Travail demandé »
(a) Répondez à ces questions sur le texte consacré à Jean Fochivé :
(i) En quelle année et dans quelle ville est-il né ?
(ii) Dans quelle ville a eu lieu la formation de 1959 dont il est sorti major de sa promotion ?
(iii) Quel nom le Bureau d'Etudes et de Documentation (BEDOC) a-t-il porté plus tard ?
(b) En une à trois phrases, expliquez pourquoi le texte sur Jean Fochivé emploie le mot « Paradoxalement ».
(c) Poursuivez le texte sur Jean Fochivé à partir de sa dernière phrase.

Extrait choisi »
------------------------------------------------

JEAN FOCHIVÉ
#Cameroun #Cameroon
Réminiscence indélébile d’un personnage controversé

Décédé en 1997, la mémoire de Jean Fochivé reste indélébile et son œuvre admirable dans sa communauté d’origine malgré la controverse qui entoure sa personnalité.
L’évocation du nom « Fochivé » suscite nostalgie et regrets dans la communautés du Noun dont il était originaire. Paradoxalement, l’image de « tortionnaire » que lui collent certains de ses pourfendeurs rompt complètement avec la réputation d’homme bienfaisant
que jouit Jean Fochivé dans son Noun natal, 18 ans après sa disparition. Dans une communauté aux égocentrismes et égoïsmes exacerbés, le souvenir de cet illustre disparu refait constamment surface.
On passe et repasse en revue à longueur de journée ses actions de bienfaisance dans ce
département.
rajectoire exceptionnelle

C’est en 1932 à Foumban que Jean Fochivé Fewou né Aboudou karimFochivé Fewou voit le jour. Après avoir cumulé quelques connaissances à l’école occidentale, il succombe au charme de la police nationale. Il sert avec exemplarité plusieurs villes du pays
(Dschang, Bafang, Nkongsamba, Douala etc). En 1959, au cours d’une formation à Dakar au Sénégal, il sort major de sa promotion. De retour au berceau de ses ancêtres, Jean Fochivé est nommé commissaire central dans la bouillante et redoutable ville de Douala,
cumulativement avec ses fonctions à la préfectorale du Wouri et de régisseur de prison. Il obtiendra à ces niveaux de responsabilité des résultats spectaculaires et remarquables. En 1961, on lui confie la conduite du Bureau d’Etudes et de Documentation (BEDOC) rattaché
à la présidence de la République. Ce bureau dont il assure la direction sera plus tard baptisé Centre d’Etude National et de la Recherche (CENER). Après la démission du président Ahidjo du magistère suprême le 06 Novembre 1982,
« Nganjù » est débarqué des affaires pour cause de retraite et se retire dans son département d’origine où il se lance à l’exploitation de son ranch agricole à Foumbot.1984 à 1989 sera pour lui une longue traversée du désert.

------------------------------------------------

Données du corpus »
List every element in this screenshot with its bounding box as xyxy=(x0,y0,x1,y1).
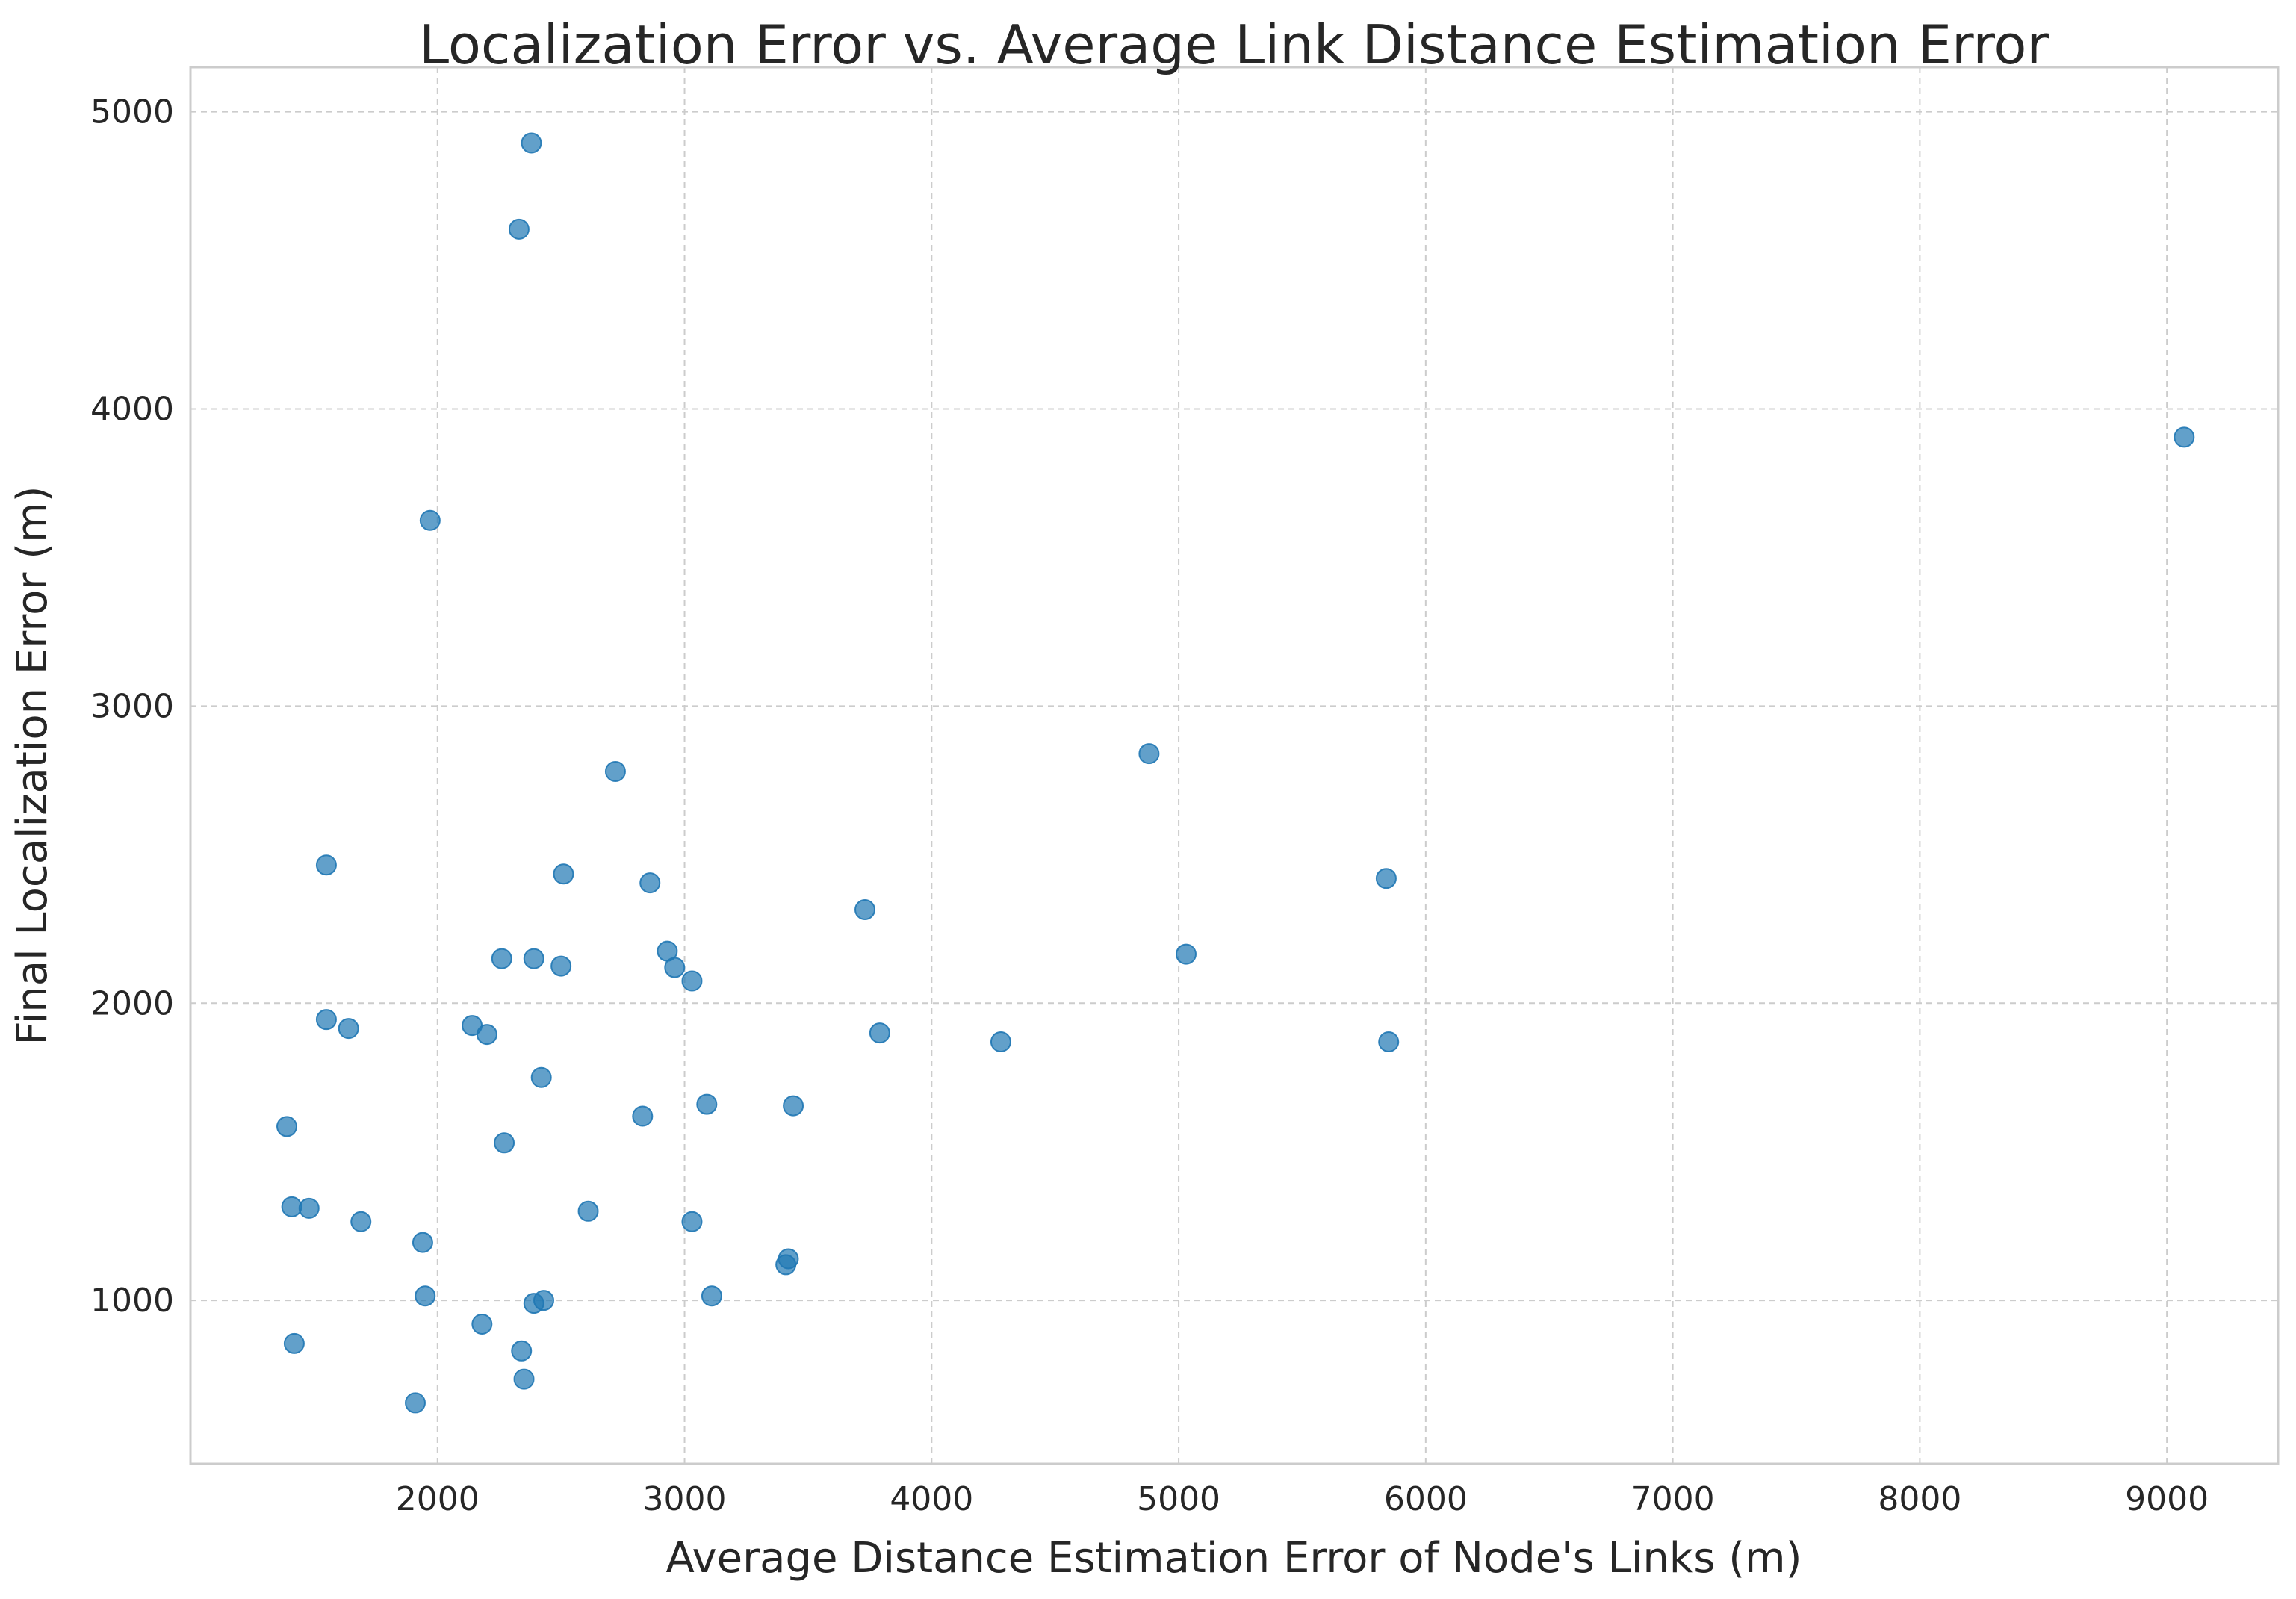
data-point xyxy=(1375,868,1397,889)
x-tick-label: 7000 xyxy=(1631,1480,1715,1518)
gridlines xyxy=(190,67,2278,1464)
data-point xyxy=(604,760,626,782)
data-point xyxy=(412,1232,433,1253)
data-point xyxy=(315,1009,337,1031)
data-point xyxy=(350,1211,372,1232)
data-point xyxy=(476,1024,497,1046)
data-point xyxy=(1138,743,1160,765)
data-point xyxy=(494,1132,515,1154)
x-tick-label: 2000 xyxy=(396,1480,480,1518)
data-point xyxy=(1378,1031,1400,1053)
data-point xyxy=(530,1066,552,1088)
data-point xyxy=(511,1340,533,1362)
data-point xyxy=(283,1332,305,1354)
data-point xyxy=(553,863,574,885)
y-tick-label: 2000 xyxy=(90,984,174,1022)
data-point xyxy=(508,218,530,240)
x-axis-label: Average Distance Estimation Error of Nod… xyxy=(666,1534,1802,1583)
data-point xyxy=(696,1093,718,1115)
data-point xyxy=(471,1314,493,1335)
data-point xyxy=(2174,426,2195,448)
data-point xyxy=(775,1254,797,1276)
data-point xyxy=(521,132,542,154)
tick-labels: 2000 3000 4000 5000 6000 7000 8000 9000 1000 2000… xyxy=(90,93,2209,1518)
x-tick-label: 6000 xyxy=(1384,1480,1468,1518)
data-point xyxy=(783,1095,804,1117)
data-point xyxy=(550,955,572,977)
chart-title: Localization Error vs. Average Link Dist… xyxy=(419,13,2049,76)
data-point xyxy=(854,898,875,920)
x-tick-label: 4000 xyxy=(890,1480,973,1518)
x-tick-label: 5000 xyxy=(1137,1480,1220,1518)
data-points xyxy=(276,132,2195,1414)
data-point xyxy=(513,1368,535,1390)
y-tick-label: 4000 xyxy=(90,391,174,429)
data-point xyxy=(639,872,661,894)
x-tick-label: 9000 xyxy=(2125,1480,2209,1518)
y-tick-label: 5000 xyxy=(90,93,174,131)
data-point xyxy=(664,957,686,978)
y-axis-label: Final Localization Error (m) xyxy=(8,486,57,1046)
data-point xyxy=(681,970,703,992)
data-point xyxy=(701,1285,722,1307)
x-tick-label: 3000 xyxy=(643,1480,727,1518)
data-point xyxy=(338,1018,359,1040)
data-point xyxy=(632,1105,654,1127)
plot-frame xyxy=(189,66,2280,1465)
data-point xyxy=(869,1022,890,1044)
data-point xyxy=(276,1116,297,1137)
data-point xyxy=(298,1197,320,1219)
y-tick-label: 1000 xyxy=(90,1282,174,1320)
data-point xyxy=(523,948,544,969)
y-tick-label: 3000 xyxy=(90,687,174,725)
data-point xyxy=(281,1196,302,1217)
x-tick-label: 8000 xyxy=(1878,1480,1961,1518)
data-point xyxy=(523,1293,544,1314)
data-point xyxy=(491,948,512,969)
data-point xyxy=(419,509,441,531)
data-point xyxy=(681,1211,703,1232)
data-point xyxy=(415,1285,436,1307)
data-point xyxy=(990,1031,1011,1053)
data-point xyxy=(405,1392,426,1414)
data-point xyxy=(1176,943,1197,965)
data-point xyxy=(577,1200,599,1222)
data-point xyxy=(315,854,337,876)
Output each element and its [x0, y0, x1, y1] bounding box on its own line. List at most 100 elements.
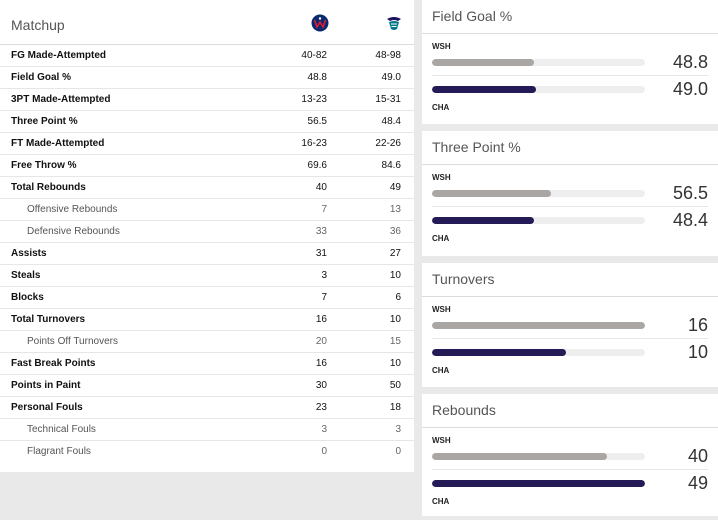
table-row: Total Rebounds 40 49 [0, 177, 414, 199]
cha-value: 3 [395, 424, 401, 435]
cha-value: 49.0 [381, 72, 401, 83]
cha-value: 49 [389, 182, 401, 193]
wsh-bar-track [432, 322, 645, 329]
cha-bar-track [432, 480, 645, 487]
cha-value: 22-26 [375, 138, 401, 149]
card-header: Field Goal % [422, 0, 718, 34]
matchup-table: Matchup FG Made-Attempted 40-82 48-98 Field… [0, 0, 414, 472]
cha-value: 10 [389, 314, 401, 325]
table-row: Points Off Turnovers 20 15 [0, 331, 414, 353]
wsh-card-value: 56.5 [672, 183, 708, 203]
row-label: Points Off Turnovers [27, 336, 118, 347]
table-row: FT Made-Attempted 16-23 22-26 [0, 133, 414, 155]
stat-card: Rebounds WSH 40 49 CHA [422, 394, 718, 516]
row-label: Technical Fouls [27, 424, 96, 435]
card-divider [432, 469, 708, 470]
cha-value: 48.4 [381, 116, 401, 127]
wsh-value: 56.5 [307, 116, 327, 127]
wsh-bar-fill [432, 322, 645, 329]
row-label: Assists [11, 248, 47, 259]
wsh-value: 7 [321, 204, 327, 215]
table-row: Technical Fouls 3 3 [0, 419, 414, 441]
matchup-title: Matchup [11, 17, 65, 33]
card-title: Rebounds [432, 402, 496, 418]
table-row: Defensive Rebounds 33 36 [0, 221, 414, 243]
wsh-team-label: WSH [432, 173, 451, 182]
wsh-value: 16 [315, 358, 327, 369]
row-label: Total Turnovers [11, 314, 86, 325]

------------------------------------------------

Exercices corrigés »
(a)
(i) En 1932, à Foumban.
(ii) À Dakar, au Sénégal.
(iii) Centre d'Etude National et de la Recherche (CENER).

(b) Dans le Noun, sa communauté d'origine, le nom de Fochivé suscite nostalgie et regrets. Or l'image de « tortionnaire » que lui collent certains de ses pourfendeurs rompt complètement avec la réputation d'homme bienfaisant dont il y jouit encore, 18 ans après sa disparition.

(c)
Il reviendra aux affaires en force en 1989 à la faveur de la main à lui tendue par le président Paul Biya. Ce retour en grâce au gouvernement s’opère en 1989 avec sa nomination comme directeur du CENER, poste qu’il cumule en 1991 avec celui de Délégué Général à la
Sureté Nationale. Ses bons et loyaux services vont lui valoir sa nomination au prestigieux poste de Secrétaire d’Etat à la Sécurité Intérieure. Fonction qu’il s’est bien appropriée jusqu’en 1996, soit un an avant sa mort survenue dans la nuit du
11 au 12 avril 1997.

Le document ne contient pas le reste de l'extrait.